(Records excerpted from a collection)
* start *
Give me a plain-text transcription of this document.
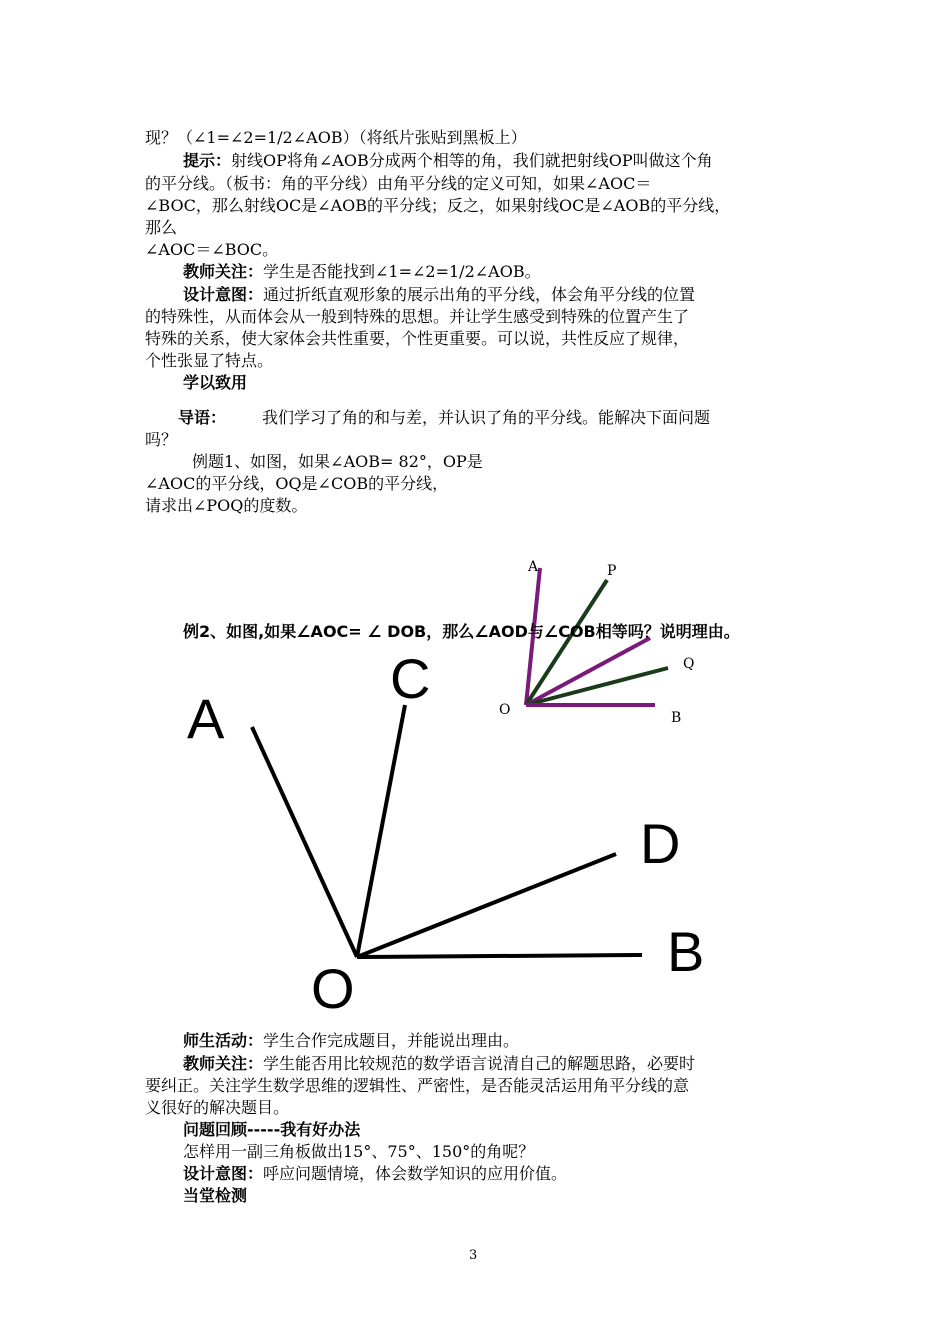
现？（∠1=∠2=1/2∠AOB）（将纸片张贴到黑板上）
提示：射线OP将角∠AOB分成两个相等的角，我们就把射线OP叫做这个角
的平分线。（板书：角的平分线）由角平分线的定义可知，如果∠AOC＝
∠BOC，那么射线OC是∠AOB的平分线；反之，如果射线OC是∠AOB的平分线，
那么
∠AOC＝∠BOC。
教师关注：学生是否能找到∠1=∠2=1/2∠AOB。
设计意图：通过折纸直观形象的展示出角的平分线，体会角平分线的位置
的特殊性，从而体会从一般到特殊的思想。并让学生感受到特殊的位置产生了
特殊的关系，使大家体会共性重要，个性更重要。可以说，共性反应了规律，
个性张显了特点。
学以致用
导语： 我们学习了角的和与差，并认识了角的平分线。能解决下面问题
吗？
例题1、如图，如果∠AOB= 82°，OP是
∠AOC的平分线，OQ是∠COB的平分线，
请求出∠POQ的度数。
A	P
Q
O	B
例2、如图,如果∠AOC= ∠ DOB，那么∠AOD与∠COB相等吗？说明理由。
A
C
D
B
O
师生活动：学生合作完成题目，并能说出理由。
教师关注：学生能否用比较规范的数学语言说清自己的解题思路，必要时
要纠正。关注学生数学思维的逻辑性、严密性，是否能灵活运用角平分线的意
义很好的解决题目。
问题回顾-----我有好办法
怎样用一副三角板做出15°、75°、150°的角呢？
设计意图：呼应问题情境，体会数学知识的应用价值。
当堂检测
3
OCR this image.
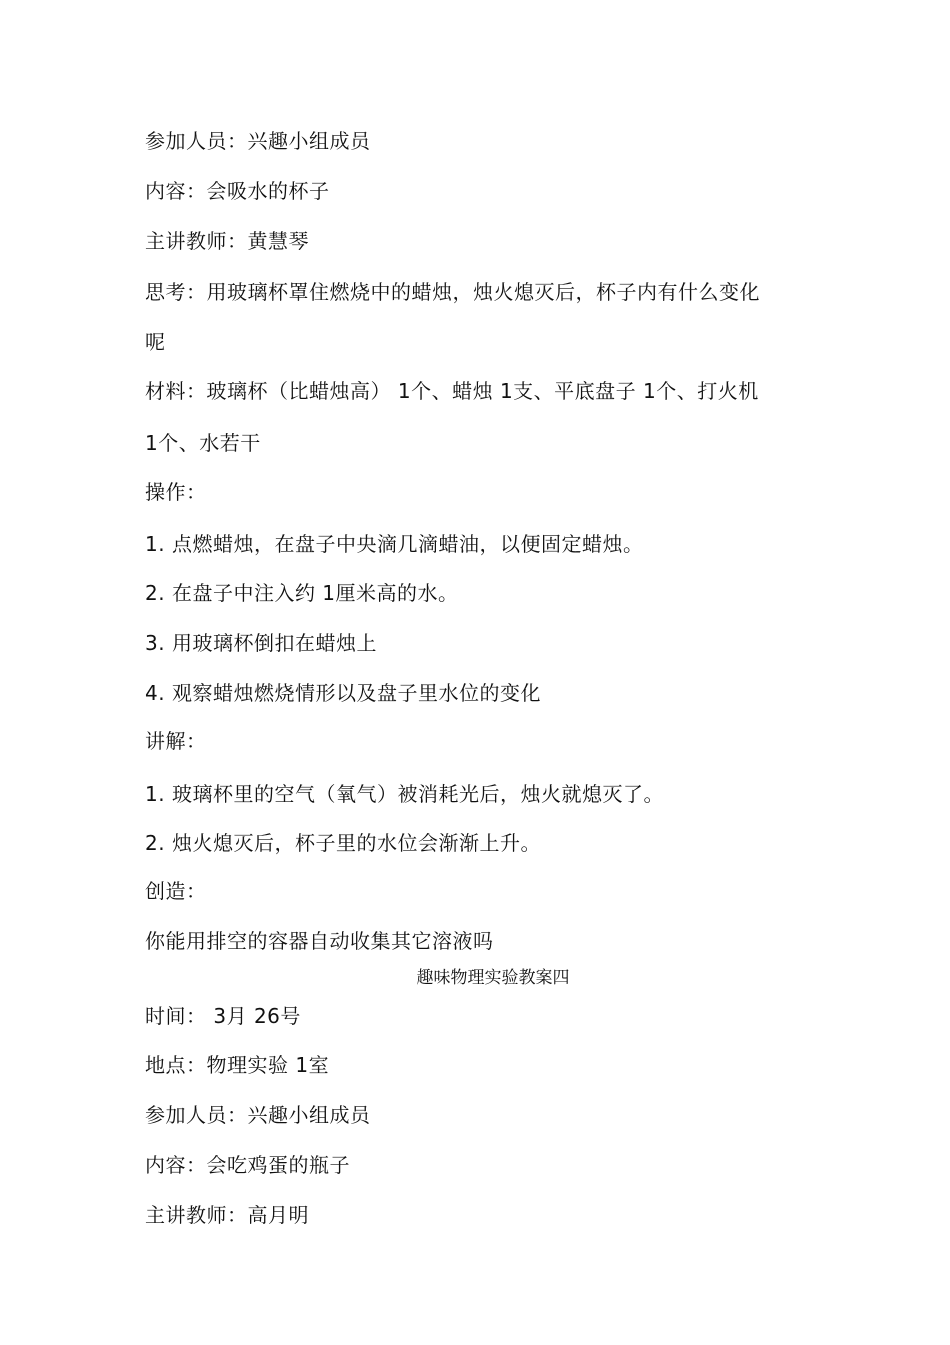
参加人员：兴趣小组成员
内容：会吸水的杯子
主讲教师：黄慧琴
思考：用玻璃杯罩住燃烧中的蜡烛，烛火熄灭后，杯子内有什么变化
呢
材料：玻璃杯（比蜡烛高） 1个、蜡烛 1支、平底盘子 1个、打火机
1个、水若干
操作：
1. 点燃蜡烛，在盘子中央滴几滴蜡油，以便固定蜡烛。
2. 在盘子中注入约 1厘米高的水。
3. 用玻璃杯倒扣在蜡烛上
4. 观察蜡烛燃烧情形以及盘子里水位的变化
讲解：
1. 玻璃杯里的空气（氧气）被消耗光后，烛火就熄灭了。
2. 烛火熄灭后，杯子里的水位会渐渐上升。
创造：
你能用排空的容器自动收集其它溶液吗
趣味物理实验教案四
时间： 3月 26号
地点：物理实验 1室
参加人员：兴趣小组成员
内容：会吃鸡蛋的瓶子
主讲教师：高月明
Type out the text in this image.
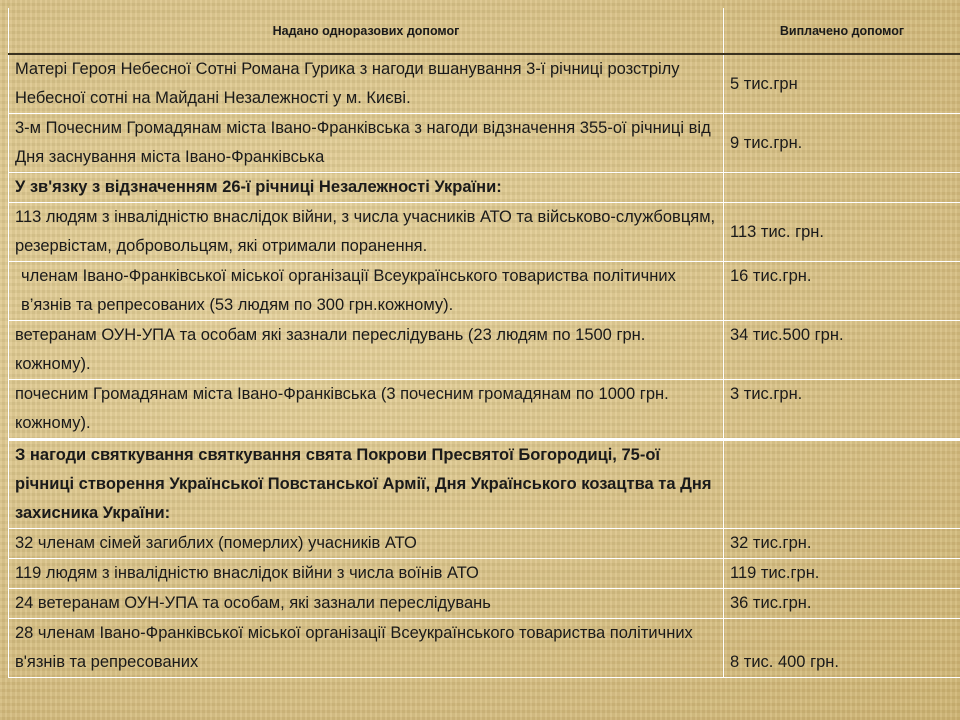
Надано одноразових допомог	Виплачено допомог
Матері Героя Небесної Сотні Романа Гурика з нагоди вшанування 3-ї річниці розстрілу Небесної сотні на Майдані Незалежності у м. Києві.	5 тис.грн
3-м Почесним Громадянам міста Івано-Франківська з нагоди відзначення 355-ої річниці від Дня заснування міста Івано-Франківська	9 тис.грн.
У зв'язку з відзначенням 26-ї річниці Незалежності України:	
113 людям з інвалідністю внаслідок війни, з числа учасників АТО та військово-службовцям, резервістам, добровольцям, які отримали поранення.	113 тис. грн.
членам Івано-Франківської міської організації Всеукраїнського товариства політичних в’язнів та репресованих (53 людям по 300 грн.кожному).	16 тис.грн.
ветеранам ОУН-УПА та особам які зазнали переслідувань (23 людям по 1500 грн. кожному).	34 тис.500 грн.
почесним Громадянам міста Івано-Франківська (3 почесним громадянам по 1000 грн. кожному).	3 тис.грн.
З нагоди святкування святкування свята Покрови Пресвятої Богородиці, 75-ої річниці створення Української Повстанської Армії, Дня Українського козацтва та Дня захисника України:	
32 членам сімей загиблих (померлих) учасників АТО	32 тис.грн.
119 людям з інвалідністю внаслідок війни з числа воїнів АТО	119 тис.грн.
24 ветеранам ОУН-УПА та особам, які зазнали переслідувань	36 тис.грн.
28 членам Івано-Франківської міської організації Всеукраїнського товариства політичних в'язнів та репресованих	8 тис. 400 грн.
* end *
> Your instructions
Extract every line containing the string "особам" from the material.

> Answer
ветеранам ОУН-УПА та особам які зазнали переслідувань (23 людям по 1500 грн. кожному).	34 тис.500 грн.
24 ветеранам ОУН-УПА та особам, які зазнали переслідувань	36 тис.грн.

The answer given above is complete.